» **Exercise instructions**
Select the lines below containing the word "company".

━━━━━ Supplied entries ━━━━━

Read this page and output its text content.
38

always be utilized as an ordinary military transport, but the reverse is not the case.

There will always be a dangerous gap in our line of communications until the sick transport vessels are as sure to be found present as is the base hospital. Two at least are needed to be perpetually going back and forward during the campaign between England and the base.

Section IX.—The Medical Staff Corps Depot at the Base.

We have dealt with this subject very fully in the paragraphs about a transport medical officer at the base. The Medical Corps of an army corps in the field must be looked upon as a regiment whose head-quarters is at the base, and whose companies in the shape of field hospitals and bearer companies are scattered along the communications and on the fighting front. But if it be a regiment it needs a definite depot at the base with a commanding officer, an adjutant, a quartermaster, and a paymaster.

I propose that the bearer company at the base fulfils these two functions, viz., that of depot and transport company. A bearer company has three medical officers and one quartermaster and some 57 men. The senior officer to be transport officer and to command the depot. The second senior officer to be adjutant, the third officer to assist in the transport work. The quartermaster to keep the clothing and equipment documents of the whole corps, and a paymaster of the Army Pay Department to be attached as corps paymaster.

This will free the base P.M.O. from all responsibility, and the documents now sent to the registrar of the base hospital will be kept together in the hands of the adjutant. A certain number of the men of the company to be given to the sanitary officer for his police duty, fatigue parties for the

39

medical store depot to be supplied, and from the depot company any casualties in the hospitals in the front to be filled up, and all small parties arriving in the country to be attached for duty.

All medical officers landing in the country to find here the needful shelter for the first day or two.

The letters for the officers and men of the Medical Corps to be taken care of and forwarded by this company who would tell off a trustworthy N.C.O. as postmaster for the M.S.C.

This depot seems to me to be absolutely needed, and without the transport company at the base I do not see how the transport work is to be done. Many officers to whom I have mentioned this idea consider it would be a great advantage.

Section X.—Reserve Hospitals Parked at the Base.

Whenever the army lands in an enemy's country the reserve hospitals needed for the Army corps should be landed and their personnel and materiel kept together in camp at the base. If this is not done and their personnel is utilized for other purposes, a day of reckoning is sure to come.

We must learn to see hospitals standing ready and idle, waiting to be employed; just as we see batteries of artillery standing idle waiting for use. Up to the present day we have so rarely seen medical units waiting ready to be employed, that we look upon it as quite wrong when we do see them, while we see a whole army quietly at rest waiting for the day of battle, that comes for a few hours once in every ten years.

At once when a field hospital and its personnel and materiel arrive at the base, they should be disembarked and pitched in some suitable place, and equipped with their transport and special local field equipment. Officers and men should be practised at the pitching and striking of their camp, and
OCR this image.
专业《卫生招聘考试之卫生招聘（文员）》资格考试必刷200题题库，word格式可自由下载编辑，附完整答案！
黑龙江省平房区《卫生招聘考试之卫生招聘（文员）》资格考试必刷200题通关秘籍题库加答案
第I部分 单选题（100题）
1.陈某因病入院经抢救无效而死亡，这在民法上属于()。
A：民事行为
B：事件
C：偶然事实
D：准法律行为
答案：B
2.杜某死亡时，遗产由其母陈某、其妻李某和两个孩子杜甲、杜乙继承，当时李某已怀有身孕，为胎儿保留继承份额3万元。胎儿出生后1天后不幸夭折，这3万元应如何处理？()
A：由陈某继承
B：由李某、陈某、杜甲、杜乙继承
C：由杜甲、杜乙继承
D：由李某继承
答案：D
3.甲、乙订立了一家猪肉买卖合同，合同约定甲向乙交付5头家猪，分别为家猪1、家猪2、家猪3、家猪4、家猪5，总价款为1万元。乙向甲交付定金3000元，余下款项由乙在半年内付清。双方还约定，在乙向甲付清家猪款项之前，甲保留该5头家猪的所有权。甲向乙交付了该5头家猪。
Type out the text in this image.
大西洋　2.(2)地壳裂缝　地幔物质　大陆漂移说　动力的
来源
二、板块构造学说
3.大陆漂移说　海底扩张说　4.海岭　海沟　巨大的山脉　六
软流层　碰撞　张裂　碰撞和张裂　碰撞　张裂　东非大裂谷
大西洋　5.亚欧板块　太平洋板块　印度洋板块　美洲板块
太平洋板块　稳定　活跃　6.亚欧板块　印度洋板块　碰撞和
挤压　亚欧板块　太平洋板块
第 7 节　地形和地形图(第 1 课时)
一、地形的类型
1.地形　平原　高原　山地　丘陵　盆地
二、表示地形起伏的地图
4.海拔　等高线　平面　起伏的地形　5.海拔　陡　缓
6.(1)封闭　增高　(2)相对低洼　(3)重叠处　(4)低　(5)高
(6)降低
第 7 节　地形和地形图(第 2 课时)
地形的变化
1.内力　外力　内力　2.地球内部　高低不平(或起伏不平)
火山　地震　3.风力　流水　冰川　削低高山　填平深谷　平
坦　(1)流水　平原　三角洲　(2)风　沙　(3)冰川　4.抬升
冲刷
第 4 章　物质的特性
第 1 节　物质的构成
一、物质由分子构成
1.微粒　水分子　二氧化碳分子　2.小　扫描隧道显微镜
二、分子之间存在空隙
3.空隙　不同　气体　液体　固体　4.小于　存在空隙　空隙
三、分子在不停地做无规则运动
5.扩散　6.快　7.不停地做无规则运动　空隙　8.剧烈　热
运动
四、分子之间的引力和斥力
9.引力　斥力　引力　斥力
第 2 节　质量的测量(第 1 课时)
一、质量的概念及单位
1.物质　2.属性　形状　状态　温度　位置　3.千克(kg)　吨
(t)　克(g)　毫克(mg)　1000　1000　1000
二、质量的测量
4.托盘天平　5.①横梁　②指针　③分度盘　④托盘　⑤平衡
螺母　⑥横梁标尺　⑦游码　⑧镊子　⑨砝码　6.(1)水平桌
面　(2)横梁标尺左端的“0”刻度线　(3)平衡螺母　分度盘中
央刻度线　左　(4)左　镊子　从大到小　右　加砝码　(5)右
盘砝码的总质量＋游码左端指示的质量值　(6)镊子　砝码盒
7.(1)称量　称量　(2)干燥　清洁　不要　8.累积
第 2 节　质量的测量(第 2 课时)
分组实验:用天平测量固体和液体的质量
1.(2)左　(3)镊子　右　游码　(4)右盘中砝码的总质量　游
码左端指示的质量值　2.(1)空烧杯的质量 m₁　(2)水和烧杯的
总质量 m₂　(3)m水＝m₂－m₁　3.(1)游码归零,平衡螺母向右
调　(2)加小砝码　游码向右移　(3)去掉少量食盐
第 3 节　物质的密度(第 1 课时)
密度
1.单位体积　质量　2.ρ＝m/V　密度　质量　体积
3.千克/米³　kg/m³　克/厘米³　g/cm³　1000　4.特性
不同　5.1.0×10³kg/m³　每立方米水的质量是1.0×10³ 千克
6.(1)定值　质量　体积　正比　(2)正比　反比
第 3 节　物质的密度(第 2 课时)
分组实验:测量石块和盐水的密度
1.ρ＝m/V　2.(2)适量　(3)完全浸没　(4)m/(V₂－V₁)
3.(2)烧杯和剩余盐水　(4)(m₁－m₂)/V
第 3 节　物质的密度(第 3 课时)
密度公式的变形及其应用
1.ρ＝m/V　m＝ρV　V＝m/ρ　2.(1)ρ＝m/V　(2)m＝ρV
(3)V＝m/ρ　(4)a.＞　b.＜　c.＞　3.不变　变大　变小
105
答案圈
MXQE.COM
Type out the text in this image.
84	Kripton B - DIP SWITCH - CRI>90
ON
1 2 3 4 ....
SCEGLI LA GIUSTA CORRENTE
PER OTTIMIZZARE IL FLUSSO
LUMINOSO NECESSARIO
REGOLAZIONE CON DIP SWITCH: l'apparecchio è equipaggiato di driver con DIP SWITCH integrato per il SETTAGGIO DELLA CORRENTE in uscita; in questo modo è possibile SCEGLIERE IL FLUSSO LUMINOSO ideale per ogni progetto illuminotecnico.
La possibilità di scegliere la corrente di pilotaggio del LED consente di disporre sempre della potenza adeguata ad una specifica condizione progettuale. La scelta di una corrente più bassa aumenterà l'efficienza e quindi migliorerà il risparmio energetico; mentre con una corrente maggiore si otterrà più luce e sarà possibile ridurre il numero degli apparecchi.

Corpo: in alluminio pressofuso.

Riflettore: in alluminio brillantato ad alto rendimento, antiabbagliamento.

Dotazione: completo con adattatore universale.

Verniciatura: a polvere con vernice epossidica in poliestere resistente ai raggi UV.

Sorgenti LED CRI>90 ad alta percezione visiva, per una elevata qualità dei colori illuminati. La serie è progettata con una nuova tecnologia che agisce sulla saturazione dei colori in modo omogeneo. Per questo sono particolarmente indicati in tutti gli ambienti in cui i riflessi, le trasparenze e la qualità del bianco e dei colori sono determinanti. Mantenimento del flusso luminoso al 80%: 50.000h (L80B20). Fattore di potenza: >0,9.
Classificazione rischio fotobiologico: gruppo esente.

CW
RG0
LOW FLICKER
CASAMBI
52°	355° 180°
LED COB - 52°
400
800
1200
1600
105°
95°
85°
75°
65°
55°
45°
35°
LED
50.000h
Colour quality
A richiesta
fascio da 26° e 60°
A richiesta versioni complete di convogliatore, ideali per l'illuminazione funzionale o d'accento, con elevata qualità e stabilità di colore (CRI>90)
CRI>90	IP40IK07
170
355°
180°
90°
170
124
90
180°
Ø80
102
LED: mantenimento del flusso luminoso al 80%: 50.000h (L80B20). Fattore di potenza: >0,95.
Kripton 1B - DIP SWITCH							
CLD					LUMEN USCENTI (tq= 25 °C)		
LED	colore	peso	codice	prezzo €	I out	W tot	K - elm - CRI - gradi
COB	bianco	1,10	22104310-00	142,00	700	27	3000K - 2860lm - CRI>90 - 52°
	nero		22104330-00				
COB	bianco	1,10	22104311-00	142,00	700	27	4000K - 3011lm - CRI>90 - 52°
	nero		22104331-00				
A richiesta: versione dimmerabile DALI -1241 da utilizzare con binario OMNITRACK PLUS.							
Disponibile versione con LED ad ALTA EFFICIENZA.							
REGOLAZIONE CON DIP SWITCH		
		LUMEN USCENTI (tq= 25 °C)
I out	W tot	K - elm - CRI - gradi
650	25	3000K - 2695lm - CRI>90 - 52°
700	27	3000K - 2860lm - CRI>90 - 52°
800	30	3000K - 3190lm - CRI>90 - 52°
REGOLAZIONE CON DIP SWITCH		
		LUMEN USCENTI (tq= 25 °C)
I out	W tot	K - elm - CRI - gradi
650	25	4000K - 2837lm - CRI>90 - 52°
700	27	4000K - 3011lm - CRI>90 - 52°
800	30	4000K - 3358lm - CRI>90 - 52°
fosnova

━━━━━

» **Output for this exercise**
I propose that the bearer company at the base fulfils these two functions, viz., that of depot and transport company. A bearer company has three medical officers and one quartermaster and some 57 men. The senior officer to be transport officer and to command the depot. The second senior officer to be adjutant, the third officer to assist in the transport work. The quartermaster to keep the clothing and equipment documents of the whole corps, and a paymaster of the Army Pay Department to be attached as corps paymaster.
This will free the base P.M.O. from all responsibility, and the documents now sent to the registrar of the base hospital will be kept together in the hands of the adjutant. A certain number of the men of the company to be given to the sanitary officer for his police duty, fatigue parties for the
medical store depot to be supplied, and from the depot company any casualties in the hospitals in the front to be filled up, and all small parties arriving in the country to be attached for duty.
The letters for the officers and men of the Medical Corps to be taken care of and forwarded by this company who would tell off a trustworthy N.C.O. as postmaster for the M.S.C.
This depot seems to me to be absolutely needed, and without the transport company at the base I do not see how the transport work is to be done. Many officers to whom I have mentioned this idea consider it would be a great advantage.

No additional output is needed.